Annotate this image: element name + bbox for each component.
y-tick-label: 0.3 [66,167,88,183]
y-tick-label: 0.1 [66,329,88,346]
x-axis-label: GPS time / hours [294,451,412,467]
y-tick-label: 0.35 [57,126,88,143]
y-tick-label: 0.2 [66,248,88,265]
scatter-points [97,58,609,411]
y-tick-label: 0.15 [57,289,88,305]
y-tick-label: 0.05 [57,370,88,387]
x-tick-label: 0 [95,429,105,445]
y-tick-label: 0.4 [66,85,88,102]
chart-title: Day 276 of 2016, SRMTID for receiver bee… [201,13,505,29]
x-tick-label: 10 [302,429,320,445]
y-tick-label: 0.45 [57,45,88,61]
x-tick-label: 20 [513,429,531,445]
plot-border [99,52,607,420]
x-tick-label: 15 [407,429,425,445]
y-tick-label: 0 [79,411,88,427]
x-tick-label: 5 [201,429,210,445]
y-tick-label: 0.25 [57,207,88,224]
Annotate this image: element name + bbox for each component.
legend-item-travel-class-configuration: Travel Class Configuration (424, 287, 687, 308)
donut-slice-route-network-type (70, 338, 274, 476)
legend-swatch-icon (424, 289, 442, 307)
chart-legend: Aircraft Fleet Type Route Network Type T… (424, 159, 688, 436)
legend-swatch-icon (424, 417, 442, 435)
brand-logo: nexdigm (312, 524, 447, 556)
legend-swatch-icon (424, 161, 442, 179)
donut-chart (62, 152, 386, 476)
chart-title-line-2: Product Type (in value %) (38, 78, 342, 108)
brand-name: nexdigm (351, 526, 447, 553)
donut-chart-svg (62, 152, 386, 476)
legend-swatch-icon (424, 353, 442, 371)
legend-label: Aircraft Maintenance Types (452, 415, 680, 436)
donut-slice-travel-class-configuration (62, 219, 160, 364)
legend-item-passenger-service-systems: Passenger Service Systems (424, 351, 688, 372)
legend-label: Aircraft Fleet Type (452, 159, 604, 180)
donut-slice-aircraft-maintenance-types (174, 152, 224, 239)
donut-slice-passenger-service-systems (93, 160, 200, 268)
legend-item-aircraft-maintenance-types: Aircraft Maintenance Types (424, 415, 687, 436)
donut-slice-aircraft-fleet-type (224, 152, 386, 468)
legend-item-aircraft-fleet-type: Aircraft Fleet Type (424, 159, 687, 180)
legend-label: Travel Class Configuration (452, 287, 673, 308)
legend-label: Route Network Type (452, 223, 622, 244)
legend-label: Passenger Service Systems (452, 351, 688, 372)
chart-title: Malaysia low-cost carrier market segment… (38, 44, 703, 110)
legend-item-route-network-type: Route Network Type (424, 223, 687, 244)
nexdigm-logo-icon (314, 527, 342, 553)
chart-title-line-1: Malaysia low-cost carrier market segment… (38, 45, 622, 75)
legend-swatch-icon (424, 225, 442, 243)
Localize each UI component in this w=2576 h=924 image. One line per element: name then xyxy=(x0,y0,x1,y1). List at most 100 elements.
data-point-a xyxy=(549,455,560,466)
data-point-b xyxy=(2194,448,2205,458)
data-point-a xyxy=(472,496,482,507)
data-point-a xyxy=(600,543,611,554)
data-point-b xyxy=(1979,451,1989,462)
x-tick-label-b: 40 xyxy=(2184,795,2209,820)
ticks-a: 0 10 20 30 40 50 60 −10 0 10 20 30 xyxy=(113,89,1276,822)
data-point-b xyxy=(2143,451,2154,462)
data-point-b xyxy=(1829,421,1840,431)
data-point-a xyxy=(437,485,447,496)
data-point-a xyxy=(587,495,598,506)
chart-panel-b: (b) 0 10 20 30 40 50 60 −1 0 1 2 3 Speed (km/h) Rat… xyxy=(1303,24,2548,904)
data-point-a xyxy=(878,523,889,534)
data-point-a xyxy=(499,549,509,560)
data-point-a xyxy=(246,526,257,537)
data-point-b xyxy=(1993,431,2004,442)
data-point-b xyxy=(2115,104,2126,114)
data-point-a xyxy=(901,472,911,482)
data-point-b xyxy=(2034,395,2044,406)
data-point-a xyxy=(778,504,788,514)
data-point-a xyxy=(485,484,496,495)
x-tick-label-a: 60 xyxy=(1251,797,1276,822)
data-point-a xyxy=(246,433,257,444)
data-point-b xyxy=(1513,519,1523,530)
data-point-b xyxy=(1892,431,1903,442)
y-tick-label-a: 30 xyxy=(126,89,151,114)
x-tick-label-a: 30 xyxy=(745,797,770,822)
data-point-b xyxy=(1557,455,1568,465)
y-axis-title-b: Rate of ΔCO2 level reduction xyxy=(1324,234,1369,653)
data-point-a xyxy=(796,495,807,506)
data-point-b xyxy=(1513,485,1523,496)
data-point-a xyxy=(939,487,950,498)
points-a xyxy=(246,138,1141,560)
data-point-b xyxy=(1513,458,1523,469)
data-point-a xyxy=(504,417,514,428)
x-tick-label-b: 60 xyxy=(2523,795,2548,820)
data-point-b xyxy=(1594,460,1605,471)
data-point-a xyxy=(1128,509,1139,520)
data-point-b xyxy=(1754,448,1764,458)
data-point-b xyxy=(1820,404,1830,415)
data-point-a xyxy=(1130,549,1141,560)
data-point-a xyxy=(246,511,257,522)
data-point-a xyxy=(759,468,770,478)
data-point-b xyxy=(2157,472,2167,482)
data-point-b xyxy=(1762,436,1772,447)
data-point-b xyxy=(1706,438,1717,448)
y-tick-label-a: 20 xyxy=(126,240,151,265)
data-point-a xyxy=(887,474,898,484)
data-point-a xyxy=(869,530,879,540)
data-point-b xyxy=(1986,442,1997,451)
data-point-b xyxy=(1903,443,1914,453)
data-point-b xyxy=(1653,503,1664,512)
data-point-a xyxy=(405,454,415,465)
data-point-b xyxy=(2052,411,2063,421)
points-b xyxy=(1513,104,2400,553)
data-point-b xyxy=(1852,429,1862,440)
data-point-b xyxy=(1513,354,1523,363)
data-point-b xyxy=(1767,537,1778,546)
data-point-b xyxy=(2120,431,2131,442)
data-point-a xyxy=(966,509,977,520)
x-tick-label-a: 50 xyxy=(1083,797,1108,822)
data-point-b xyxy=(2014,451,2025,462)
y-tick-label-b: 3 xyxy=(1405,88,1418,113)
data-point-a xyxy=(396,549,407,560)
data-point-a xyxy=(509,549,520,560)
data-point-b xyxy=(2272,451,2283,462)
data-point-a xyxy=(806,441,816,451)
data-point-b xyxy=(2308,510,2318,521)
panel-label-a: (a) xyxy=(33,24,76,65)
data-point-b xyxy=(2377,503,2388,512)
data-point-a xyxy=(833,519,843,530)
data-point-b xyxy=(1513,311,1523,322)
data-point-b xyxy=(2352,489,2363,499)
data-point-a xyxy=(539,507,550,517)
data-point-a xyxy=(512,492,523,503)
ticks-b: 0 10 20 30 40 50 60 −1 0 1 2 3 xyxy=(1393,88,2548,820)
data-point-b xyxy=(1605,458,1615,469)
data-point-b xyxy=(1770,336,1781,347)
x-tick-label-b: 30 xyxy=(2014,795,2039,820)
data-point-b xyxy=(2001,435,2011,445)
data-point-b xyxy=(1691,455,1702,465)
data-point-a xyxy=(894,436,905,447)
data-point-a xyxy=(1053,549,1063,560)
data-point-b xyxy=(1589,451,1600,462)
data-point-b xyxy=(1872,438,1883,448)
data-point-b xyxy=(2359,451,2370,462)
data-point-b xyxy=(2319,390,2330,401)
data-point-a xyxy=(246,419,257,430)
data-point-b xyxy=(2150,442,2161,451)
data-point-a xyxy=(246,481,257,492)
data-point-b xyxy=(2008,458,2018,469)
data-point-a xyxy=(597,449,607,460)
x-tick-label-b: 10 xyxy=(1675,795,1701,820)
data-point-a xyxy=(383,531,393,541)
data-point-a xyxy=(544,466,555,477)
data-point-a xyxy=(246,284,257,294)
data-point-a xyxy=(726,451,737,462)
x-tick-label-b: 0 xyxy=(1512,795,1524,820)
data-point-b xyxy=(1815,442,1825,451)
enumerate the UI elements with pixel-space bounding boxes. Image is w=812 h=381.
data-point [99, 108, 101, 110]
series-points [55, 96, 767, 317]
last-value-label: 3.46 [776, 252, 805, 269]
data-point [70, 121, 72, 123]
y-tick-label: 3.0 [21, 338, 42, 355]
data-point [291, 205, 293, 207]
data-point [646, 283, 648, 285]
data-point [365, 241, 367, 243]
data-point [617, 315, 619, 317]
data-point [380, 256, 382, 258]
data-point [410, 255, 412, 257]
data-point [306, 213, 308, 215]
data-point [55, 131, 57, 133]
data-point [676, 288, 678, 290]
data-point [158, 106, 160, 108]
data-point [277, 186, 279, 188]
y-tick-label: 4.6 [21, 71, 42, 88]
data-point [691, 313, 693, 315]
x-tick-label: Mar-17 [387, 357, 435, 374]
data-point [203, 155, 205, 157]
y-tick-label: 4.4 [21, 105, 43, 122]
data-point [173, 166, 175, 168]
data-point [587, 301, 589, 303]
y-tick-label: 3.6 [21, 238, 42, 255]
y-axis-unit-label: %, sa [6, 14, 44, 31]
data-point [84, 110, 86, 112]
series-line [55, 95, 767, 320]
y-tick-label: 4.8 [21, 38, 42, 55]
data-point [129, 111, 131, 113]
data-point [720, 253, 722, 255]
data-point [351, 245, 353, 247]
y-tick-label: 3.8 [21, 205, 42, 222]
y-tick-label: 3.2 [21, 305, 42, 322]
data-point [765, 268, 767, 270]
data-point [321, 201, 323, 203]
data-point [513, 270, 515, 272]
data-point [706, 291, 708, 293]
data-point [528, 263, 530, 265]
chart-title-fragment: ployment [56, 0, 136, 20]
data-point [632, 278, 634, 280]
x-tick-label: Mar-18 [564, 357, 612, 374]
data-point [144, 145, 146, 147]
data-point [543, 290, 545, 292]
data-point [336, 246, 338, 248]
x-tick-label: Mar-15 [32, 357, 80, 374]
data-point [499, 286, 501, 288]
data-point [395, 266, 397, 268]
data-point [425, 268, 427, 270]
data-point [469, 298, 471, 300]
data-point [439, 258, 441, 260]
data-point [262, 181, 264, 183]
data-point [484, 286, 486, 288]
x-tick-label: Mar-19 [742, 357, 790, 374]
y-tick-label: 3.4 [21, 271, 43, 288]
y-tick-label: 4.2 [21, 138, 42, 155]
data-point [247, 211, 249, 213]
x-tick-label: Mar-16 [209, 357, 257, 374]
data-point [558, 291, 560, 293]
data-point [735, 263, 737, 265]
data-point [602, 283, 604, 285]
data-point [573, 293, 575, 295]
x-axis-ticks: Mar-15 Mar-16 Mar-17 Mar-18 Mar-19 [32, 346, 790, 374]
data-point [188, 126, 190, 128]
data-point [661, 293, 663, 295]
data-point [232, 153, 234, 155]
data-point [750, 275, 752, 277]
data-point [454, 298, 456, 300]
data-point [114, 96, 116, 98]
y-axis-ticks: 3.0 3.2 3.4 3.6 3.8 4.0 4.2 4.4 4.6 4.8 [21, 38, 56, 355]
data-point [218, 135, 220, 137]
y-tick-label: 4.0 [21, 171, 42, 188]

> [BRIEF] Reproduce verbatim every line from the start of the records up to and including the line that contains "y-tick-label: 0.4 [66,85,88,102]".

> [COMPLETE RESPONSE]
Annotate this image: element name + bbox for each component.
y-tick-label: 0.3 [66,167,88,183]
y-tick-label: 0.1 [66,329,88,346]
x-axis-label: GPS time / hours [294,451,412,467]
y-tick-label: 0.35 [57,126,88,143]
y-tick-label: 0.2 [66,248,88,265]
scatter-points [97,58,609,411]
y-tick-label: 0.15 [57,289,88,305]
y-tick-label: 0.05 [57,370,88,387]
x-tick-label: 0 [95,429,105,445]
y-tick-label: 0.4 [66,85,88,102]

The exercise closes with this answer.